**EXERCISE:** Please print all of the material below, word for word.

**AVAILABLE DATA:**
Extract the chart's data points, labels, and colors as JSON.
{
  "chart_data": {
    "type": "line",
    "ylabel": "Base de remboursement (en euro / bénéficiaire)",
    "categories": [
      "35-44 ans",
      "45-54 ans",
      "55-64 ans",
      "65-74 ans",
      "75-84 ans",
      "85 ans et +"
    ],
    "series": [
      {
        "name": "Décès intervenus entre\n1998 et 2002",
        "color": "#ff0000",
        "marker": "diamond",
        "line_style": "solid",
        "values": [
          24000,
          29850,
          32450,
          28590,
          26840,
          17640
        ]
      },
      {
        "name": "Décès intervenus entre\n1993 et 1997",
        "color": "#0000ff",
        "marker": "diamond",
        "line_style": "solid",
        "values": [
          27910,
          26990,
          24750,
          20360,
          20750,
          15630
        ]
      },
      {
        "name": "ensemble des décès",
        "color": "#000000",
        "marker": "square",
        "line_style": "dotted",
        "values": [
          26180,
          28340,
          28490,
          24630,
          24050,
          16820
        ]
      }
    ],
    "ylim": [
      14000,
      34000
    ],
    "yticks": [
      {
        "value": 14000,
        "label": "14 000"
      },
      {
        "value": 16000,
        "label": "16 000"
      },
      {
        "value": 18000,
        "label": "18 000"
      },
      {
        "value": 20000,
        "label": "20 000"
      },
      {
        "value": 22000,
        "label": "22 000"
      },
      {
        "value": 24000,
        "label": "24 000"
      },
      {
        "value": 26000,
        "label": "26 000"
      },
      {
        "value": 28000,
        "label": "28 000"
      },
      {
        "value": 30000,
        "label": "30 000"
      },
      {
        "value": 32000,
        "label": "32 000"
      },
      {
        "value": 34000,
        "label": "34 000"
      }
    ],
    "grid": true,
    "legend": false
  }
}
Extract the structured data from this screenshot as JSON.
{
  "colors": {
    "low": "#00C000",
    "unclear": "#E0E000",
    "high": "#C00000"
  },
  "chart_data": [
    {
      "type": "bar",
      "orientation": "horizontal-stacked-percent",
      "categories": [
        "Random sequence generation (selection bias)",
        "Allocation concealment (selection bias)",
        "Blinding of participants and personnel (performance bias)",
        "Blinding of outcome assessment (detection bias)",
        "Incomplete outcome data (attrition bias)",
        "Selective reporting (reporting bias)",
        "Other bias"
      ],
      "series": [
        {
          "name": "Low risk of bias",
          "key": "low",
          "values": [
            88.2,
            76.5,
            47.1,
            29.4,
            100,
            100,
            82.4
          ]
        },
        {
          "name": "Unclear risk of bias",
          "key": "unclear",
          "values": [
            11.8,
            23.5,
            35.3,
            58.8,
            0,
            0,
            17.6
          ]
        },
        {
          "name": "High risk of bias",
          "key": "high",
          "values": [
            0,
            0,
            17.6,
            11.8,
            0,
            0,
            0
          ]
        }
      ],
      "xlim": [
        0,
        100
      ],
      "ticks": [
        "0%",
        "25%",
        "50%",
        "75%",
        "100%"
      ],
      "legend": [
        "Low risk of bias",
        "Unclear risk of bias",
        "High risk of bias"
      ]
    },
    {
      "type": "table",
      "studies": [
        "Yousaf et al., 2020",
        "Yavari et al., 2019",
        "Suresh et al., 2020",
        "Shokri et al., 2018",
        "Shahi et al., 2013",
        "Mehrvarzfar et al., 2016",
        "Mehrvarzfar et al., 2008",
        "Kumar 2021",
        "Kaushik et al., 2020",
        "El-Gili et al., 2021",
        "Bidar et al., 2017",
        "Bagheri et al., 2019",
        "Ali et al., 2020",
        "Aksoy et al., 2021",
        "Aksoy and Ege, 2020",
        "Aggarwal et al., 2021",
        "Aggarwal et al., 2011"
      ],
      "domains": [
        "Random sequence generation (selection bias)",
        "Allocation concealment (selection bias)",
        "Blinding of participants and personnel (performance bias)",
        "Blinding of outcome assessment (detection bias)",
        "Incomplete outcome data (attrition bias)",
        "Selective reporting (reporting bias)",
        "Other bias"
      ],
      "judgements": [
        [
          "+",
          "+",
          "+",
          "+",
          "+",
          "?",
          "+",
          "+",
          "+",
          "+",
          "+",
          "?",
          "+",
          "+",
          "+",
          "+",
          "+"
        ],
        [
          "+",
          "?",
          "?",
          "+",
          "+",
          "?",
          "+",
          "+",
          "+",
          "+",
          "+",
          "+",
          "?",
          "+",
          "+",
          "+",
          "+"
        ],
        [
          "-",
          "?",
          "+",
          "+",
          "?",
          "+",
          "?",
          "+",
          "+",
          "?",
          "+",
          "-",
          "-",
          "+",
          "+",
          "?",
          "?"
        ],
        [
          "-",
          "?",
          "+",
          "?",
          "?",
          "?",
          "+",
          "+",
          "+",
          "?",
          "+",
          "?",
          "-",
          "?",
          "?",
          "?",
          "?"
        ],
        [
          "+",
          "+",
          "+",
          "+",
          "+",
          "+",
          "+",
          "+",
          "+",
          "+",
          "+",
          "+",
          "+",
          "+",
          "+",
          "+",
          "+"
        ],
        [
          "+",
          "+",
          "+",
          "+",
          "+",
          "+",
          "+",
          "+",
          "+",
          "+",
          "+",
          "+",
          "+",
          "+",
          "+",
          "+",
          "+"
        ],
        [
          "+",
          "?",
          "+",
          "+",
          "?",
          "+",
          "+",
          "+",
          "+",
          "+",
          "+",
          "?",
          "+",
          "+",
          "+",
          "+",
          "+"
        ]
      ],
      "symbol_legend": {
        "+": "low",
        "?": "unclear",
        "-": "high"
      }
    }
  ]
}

**SOLVED EXERCISE:**
Extract the chart's data points, labels, and colors as JSON.
{
  "chart_data": {
    "type": "line",
    "ylabel": "Base de remboursement (en euro / bénéficiaire)",
    "categories": [
      "35-44 ans",
      "45-54 ans",
      "55-64 ans",
      "65-74 ans",
      "75-84 ans",
      "85 ans et +"
    ],
    "series": [
      {
        "name": "Décès intervenus entre\n1998 et 2002",
        "color": "#ff0000",
        "marker": "diamond",
        "line_style": "solid",
        "values": [
          24000,
          29850,
          32450,
          28590,
          26840,
          17640
        ]
      },
      {
        "name": "Décès intervenus entre\n1993 et 1997",
        "color": "#0000ff",
        "marker": "diamond",
        "line_style": "solid",
        "values": [
          27910,
          26990,
          24750,
          20360,
          20750,
          15630
        ]
      },
      {
        "name": "ensemble des décès",
        "color": "#000000",
        "marker": "square",
        "line_style": "dotted",
        "values": [
          26180,
          28340,
          28490,
          24630,
          24050,
          16820
        ]
      }
    ],
    "ylim": [
      14000,
      34000
    ],
    "yticks": [
      {
        "value": 14000,
        "label": "14 000"
      },
      {
        "value": 16000,
        "label": "16 000"
      },
      {
        "value": 18000,
        "label": "18 000"
      },
      {
        "value": 20000,
        "label": "20 000"
      },
      {
        "value": 22000,
        "label": "22 000"
      },
      {
        "value": 24000,
        "label": "24 000"
      },
      {
        "value": 26000,
        "label": "26 000"
      },
      {
        "value": 28000,
        "label": "28 000"
      },
      {
        "value": 30000,
        "label": "30 000"
      },
      {
        "value": 32000,
        "label": "32 000"
      },
      {
        "value": 34000,
        "label": "34 000"
      }
    ],
    "grid": true,
    "legend": false
  }
}
Extract the structured data from this screenshot as JSON.
{
  "colors": {
    "low": "#00C000",
    "unclear": "#E0E000",
    "high": "#C00000"
  },
  "chart_data": [
    {
      "type": "bar",
      "orientation": "horizontal-stacked-percent",
      "categories": [
        "Random sequence generation (selection bias)",
        "Allocation concealment (selection bias)",
        "Blinding of participants and personnel (performance bias)",
        "Blinding of outcome assessment (detection bias)",
        "Incomplete outcome data (attrition bias)",
        "Selective reporting (reporting bias)",
        "Other bias"
      ],
      "series": [
        {
          "name": "Low risk of bias",
          "key": "low",
          "values": [
            88.2,
            76.5,
            47.1,
            29.4,
            100,
            100,
            82.4
          ]
        },
        {
          "name": "Unclear risk of bias",
          "key": "unclear",
          "values": [
            11.8,
            23.5,
            35.3,
            58.8,
            0,
            0,
            17.6
          ]
        },
        {
          "name": "High risk of bias",
          "key": "high",
          "values": [
            0,
            0,
            17.6,
            11.8,
            0,
            0,
            0
          ]
        }
      ],
      "xlim": [
        0,
        100
      ],
      "ticks": [
        "0%",
        "25%",
        "50%",
        "75%",
        "100%"
      ],
      "legend": [
        "Low risk of bias",
        "Unclear risk of bias",
        "High risk of bias"
      ]
    },
    {
      "type": "table",
      "studies": [
        "Yousaf et al., 2020",
        "Yavari et al., 2019",
        "Suresh et al., 2020",
        "Shokri et al., 2018",
        "Shahi et al., 2013",
        "Mehrvarzfar et al., 2016",
        "Mehrvarzfar et al., 2008",
        "Kumar 2021",
        "Kaushik et al., 2020",
        "El-Gili et al., 2021",
        "Bidar et al., 2017",
        "Bagheri et al., 2019",
        "Ali et al., 2020",
        "Aksoy et al., 2021",
        "Aksoy and Ege, 2020",
        "Aggarwal et al., 2021",
        "Aggarwal et al., 2011"
      ],
      "domains": [
        "Random sequence generation (selection bias)",
        "Allocation concealment (selection bias)",
        "Blinding of participants and personnel (performance bias)",
        "Blinding of outcome assessment (detection bias)",
        "Incomplete outcome data (attrition bias)",
        "Selective reporting (reporting bias)",
        "Other bias"
      ],
      "judgements": [
        [
          "+",
          "+",
          "+",
          "+",
          "+",
          "?",
          "+",
          "+",
          "+",
          "+",
          "+",
          "?",
          "+",
          "+",
          "+",
          "+",
          "+"
        ],
        [
          "+",
          "?",
          "?",
          "+",
          "+",
          "?",
          "+",
          "+",
          "+",
          "+",
          "+",
          "+",
          "?",
          "+",
          "+",
          "+",
          "+"
        ],
        [
          "-",
          "?",
          "+",
          "+",
          "?",
          "+",
          "?",
          "+",
          "+",
          "?",
          "+",
          "-",
          "-",
          "+",
          "+",
          "?",
          "?"
        ],
        [
          "-",
          "?",
          "+",
          "?",
          "?",
          "?",
          "+",
          "+",
          "+",
          "?",
          "+",
          "?",
          "-",
          "?",
          "?",
          "?",
          "?"
        ],
        [
          "+",
          "+",
          "+",
          "+",
          "+",
          "+",
          "+",
          "+",
          "+",
          "+",
          "+",
          "+",
          "+",
          "+",
          "+",
          "+",
          "+"
        ],
        [
          "+",
          "+",
          "+",
          "+",
          "+",
          "+",
          "+",
          "+",
          "+",
          "+",
          "+",
          "+",
          "+",
          "+",
          "+",
          "+",
          "+"
        ],
        [
          "+",
          "?",
          "+",
          "+",
          "?",
          "+",
          "+",
          "+",
          "+",
          "+",
          "+",
          "?",
          "+",
          "+",
          "+",
          "+",
          "+"
        ]
      ],
      "symbol_legend": {
        "+": "low",
        "?": "unclear",
        "-": "high"
      }
    }
  ]
}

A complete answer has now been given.